> **GIVEN REQUEST**: Find every line with the word "this". Copy those lines.

> **PROVIDED DATA**:
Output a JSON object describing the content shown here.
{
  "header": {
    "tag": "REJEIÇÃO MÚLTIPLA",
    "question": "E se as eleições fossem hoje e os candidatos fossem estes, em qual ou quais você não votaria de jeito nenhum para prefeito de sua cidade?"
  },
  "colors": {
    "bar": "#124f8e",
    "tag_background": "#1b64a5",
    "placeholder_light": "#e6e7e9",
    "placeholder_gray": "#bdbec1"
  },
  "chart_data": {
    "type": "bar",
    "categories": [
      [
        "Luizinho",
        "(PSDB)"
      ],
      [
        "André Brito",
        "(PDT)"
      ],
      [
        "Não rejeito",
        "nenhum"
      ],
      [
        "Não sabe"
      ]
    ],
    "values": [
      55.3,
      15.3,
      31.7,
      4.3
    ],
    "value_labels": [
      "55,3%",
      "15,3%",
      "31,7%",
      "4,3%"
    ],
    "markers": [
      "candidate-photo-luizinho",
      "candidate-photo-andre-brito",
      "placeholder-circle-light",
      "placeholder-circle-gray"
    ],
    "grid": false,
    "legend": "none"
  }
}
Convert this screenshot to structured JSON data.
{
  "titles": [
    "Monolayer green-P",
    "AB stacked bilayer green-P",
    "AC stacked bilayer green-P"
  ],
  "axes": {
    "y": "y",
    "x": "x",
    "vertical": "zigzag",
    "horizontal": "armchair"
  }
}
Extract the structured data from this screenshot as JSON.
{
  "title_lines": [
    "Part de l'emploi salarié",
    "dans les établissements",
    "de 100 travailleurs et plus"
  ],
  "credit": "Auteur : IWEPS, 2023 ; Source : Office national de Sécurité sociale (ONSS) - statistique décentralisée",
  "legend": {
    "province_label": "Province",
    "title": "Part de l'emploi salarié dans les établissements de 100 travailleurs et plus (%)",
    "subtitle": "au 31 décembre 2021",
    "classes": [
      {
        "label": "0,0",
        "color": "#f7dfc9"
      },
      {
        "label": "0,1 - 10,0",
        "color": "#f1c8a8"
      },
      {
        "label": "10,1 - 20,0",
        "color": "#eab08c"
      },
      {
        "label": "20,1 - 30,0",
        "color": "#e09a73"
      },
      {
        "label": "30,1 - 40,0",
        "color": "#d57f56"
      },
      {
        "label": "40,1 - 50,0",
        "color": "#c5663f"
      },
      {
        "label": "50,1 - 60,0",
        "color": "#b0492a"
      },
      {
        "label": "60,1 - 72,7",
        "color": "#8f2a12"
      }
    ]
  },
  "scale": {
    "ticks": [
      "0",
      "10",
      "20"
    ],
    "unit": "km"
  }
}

> **SOLUTION BELOW**:
Convert this screenshot to structured JSON data.
Extract the structured data from this screenshot as JSON.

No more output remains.